[Data entries]
++++++

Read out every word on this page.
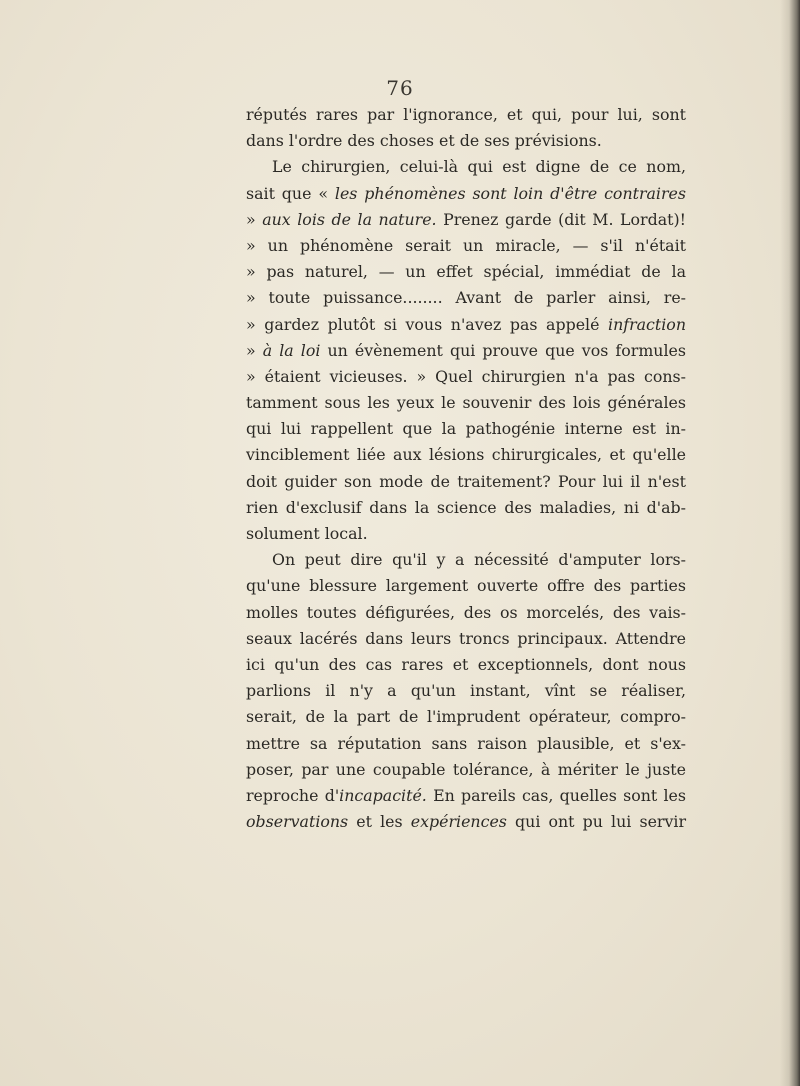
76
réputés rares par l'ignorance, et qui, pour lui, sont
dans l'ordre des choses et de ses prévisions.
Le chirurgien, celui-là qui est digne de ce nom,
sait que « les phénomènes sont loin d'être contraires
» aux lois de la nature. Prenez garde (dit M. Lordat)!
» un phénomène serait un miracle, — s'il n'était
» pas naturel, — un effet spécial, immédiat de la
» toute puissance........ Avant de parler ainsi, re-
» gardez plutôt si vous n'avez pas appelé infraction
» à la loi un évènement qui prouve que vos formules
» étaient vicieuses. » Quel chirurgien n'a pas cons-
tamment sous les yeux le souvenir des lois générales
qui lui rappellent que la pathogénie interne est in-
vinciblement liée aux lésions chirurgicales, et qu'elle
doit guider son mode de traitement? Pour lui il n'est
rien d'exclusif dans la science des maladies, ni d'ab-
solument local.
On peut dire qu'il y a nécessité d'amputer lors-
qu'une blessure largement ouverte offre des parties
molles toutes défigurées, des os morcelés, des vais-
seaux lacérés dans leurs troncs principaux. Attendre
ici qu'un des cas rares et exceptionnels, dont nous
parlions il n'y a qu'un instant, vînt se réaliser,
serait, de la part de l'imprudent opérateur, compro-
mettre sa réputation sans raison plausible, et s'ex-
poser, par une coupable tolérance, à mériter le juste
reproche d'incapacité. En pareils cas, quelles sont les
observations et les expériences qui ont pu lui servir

++++++

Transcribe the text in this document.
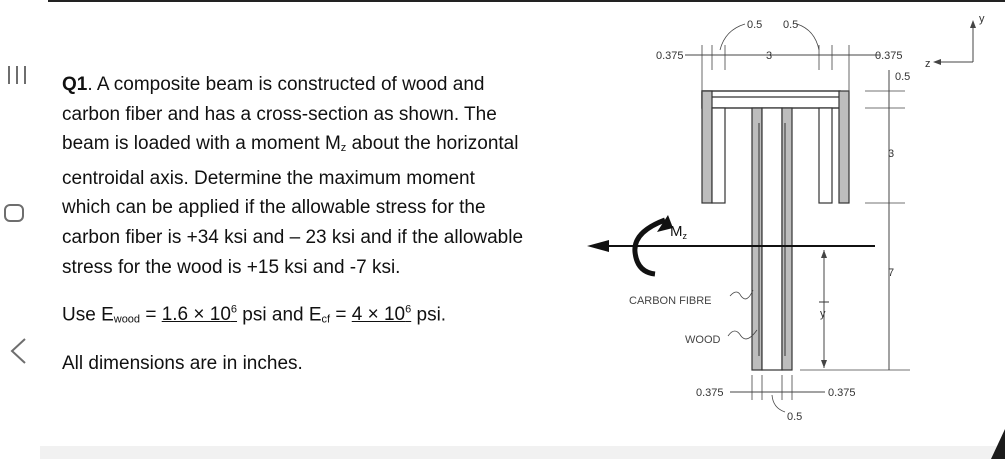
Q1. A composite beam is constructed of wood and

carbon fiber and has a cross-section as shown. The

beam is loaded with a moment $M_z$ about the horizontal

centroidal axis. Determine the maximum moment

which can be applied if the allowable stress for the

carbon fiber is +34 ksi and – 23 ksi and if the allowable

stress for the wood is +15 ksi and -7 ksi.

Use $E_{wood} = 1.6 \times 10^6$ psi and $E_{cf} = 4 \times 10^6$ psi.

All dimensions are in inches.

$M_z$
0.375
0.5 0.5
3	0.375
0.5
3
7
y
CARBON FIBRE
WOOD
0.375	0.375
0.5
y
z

++++++

### [WHAT THIS TASK INVOLVES]
A line counts if it holds the word "moment". Work out how many lines in the listing count, and give only that number.

### [FULL RESPONSE]
2